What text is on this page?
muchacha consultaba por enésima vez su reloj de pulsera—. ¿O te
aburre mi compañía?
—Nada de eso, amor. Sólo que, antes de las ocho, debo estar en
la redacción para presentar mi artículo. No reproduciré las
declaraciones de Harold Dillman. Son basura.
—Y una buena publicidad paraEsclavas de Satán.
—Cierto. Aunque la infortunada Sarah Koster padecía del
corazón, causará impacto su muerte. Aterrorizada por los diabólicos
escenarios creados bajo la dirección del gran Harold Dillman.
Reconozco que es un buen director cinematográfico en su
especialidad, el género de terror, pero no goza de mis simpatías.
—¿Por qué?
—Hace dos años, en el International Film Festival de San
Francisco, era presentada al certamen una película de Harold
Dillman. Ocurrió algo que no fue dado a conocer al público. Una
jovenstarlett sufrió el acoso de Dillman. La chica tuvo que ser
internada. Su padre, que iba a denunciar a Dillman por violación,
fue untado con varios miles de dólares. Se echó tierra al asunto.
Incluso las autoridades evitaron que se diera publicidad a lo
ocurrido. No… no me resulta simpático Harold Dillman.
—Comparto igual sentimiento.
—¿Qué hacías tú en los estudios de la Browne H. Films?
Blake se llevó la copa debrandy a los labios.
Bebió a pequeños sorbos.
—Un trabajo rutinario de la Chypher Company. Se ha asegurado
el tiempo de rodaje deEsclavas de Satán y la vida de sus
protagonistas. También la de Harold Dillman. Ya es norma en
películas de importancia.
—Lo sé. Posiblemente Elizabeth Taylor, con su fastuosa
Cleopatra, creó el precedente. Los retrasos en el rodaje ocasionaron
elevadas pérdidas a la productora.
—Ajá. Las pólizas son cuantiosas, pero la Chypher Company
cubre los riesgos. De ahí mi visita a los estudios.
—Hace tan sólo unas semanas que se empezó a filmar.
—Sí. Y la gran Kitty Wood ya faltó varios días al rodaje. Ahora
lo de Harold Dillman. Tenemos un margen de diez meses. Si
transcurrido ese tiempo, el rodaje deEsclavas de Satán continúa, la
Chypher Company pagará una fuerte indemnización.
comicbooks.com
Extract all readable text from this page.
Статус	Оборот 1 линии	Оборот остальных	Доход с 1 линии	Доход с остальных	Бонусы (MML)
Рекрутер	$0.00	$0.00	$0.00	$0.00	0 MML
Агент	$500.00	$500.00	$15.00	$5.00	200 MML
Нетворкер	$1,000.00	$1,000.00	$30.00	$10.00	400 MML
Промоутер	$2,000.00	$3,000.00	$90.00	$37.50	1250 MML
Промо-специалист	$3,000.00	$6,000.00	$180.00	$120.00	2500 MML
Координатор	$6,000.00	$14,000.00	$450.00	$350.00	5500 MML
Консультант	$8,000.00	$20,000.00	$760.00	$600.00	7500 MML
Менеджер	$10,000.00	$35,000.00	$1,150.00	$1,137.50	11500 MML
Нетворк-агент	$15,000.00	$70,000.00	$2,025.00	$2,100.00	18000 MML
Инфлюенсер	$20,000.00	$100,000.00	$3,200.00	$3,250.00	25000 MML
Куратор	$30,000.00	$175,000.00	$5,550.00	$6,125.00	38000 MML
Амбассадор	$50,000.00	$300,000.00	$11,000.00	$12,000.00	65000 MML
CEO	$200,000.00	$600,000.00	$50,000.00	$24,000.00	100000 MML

·····

TASK REQUIREMENTS:
Pull out every line in the material above where "tiempo" occurs.

WORKED ANSWER:
el tiempo de rodaje deEsclavas de Satán y la vida de sus
transcurrido ese tiempo, el rodaje deEsclavas de Satán continúa, la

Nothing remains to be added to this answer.